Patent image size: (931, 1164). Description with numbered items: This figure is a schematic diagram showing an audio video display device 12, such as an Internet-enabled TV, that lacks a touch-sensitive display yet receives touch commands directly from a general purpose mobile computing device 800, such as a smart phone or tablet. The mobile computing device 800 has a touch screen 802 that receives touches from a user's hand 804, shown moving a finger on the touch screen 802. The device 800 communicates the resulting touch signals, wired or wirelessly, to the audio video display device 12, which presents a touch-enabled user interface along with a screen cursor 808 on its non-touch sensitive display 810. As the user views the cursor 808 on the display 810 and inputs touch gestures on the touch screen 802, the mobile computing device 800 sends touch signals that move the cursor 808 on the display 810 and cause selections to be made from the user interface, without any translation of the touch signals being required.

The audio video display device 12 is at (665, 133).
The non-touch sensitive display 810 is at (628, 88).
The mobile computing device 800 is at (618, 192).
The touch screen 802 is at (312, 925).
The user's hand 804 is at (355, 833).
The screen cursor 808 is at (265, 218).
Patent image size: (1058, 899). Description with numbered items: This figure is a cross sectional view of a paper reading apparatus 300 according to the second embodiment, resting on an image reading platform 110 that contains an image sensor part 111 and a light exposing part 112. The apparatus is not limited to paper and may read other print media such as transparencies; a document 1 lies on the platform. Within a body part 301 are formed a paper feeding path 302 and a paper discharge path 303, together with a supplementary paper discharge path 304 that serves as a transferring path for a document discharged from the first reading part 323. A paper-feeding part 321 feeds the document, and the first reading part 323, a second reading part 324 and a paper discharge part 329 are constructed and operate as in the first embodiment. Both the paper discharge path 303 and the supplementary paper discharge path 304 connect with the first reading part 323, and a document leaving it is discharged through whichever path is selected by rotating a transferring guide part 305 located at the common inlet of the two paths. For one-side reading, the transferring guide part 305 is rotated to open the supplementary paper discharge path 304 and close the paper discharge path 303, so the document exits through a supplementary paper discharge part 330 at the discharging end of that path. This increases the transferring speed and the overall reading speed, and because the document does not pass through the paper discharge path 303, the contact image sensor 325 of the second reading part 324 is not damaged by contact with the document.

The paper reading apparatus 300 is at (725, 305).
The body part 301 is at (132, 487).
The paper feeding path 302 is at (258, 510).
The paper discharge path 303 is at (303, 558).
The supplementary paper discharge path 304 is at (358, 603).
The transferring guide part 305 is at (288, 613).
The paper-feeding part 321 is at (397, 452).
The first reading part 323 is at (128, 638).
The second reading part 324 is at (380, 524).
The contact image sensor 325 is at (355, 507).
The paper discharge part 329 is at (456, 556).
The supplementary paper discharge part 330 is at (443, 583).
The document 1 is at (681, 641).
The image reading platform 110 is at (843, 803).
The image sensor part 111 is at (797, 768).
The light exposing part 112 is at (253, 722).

==============================

GIVEN INSTRUCTION = Rewrite the stretch of data from the start through the line containing "The screen cursor 808 is at (265, 218).", changing "Internet-enabled TV" to "smart TV" and leaving everything else as it is. Give only those lines.

WRITTEN SOLUTION =
Patent image size: (931, 1164). Description with numbered items: This figure is a schematic diagram showing an audio video display device 12, such as an smart TV, that lacks a touch-sensitive display yet receives touch commands directly from a general purpose mobile computing device 800, such as a smart phone or tablet. The mobile computing device 800 has a touch screen 802 that receives touches from a user's hand 804, shown moving a finger on the touch screen 802. The device 800 communicates the resulting touch signals, wired or wirelessly, to the audio video display device 12, which presents a touch-enabled user interface along with a screen cursor 808 on its non-touch sensitive display 810. As the user views the cursor 808 on the display 810 and inputs touch gestures on the touch screen 802, the mobile computing device 800 sends touch signals that move the cursor 808 on the display 810 and cause selections to be made from the user interface, without any translation of the touch signals being required.

The audio video display device 12 is at (665, 133).
The non-touch sensitive display 810 is at (628, 88).
The mobile computing device 800 is at (618, 192).
The touch screen 802 is at (312, 925).
The user's hand 804 is at (355, 833).
The screen cursor 808 is at (265, 218).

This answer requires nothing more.